▶ [Supplied records]:
+++++
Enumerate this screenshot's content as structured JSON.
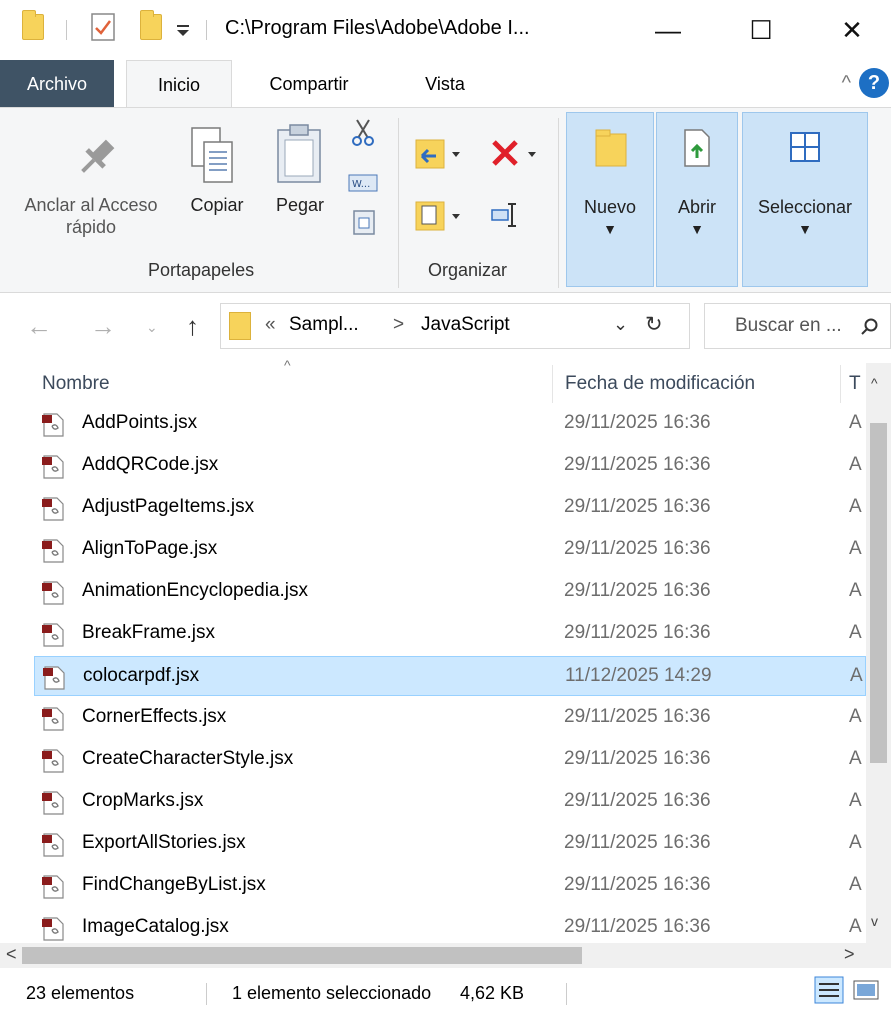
{
  "titlebar": {
    "path": "C:\\Program Files\\Adobe\\Adobe I...",
    "minimize_glyph": "—",
    "maximize_glyph": "☐",
    "close_glyph": "✕"
  },
  "tabs": [
    {
      "label": "Archivo"
    },
    {
      "label": "Inicio"
    },
    {
      "label": "Compartir"
    },
    {
      "label": "Vista"
    }
  ],
  "ribbon": {
    "pin_label": "Anclar al Acceso rápido",
    "copy_label": "Copiar",
    "paste_label": "Pegar",
    "clipboard_group": "Portapapeles",
    "organize_group": "Organizar",
    "new_label": "Nuevo",
    "open_label": "Abrir",
    "select_label": "Seleccionar"
  },
  "address": {
    "crumb_prefix": "«",
    "crumb_parent": "Sampl...",
    "crumb_sep": ">",
    "crumb_current": "JavaScript",
    "search_placeholder": "Buscar en ..."
  },
  "columns": {
    "name": "Nombre",
    "date": "Fecha de modificación",
    "type": "T"
  },
  "files": [
    {
      "name": "AddPoints.jsx",
      "date": "29/11/2025 16:36",
      "type": "A"
    },
    {
      "name": "AddQRCode.jsx",
      "date": "29/11/2025 16:36",
      "type": "A"
    },
    {
      "name": "AdjustPageItems.jsx",
      "date": "29/11/2025 16:36",
      "type": "A"
    },
    {
      "name": "AlignToPage.jsx",
      "date": "29/11/2025 16:36",
      "type": "A"
    },
    {
      "name": "AnimationEncyclopedia.jsx",
      "date": "29/11/2025 16:36",
      "type": "A"
    },
    {
      "name": "BreakFrame.jsx",
      "date": "29/11/2025 16:36",
      "type": "A"
    },
    {
      "name": "colocarpdf.jsx",
      "date": "11/12/2025 14:29",
      "type": "A",
      "selected": true
    },
    {
      "name": "CornerEffects.jsx",
      "date": "29/11/2025 16:36",
      "type": "A"
    },
    {
      "name": "CreateCharacterStyle.jsx",
      "date": "29/11/2025 16:36",
      "type": "A"
    },
    {
      "name": "CropMarks.jsx",
      "date": "29/11/2025 16:36",
      "type": "A"
    },
    {
      "name": "ExportAllStories.jsx",
      "date": "29/11/2025 16:36",
      "type": "A"
    },
    {
      "name": "FindChangeByList.jsx",
      "date": "29/11/2025 16:36",
      "type": "A"
    },
    {
      "name": "ImageCatalog.jsx",
      "date": "29/11/2025 16:36",
      "type": "A"
    }
  ],
  "status": {
    "count": "23 elementos",
    "selection": "1 elemento seleccionado",
    "size": "4,62 KB"
  },
  "colors": {
    "file_tab": "#3f5365",
    "selection_bg": "#cce8ff",
    "selection_border": "#99d1ff",
    "highlight_group": "#cce3f7",
    "folder": "#f7d35b"
  }
}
+++++
▶ [Short problem]:
Give every record back exactly as it reads, with no images.

▶ [Exercise solution]:
Enumerate this screenshot's content as structured JSON.
{
  "titlebar": {
    "path": "C:\\Program Files\\Adobe\\Adobe I...",
    "minimize_glyph": "—",
    "maximize_glyph": "☐",
    "close_glyph": "✕"
  },
  "tabs": [
    {
      "label": "Archivo"
    },
    {
      "label": "Inicio"
    },
    {
      "label": "Compartir"
    },
    {
      "label": "Vista"
    }
  ],
  "ribbon": {
    "pin_label": "Anclar al Acceso rápido",
    "copy_label": "Copiar",
    "paste_label": "Pegar",
    "clipboard_group": "Portapapeles",
    "organize_group": "Organizar",
    "new_label": "Nuevo",
    "open_label": "Abrir",
    "select_label": "Seleccionar"
  },
  "address": {
    "crumb_prefix": "«",
    "crumb_parent": "Sampl...",
    "crumb_sep": ">",
    "crumb_current": "JavaScript",
    "search_placeholder": "Buscar en ..."
  },
  "columns": {
    "name": "Nombre",
    "date": "Fecha de modificación",
    "type": "T"
  },
  "files": [
    {
      "name": "AddPoints.jsx",
      "date": "29/11/2025 16:36",
      "type": "A"
    },
    {
      "name": "AddQRCode.jsx",
      "date": "29/11/2025 16:36",
      "type": "A"
    },
    {
      "name": "AdjustPageItems.jsx",
      "date": "29/11/2025 16:36",
      "type": "A"
    },
    {
      "name": "AlignToPage.jsx",
      "date": "29/11/2025 16:36",
      "type": "A"
    },
    {
      "name": "AnimationEncyclopedia.jsx",
      "date": "29/11/2025 16:36",
      "type": "A"
    },
    {
      "name": "BreakFrame.jsx",
      "date": "29/11/2025 16:36",
      "type": "A"
    },
    {
      "name": "colocarpdf.jsx",
      "date": "11/12/2025 14:29",
      "type": "A",
      "selected": true
    },
    {
      "name": "CornerEffects.jsx",
      "date": "29/11/2025 16:36",
      "type": "A"
    },
    {
      "name": "CreateCharacterStyle.jsx",
      "date": "29/11/2025 16:36",
      "type": "A"
    },
    {
      "name": "CropMarks.jsx",
      "date": "29/11/2025 16:36",
      "type": "A"
    },
    {
      "name": "ExportAllStories.jsx",
      "date": "29/11/2025 16:36",
      "type": "A"
    },
    {
      "name": "FindChangeByList.jsx",
      "date": "29/11/2025 16:36",
      "type": "A"
    },
    {
      "name": "ImageCatalog.jsx",
      "date": "29/11/2025 16:36",
      "type": "A"
    }
  ],
  "status": {
    "count": "23 elementos",
    "selection": "1 elemento seleccionado",
    "size": "4,62 KB"
  },
  "colors": {
    "file_tab": "#3f5365",
    "selection_bg": "#cce8ff",
    "selection_border": "#99d1ff",
    "highlight_group": "#cce3f7",
    "folder": "#f7d35b"
  }
}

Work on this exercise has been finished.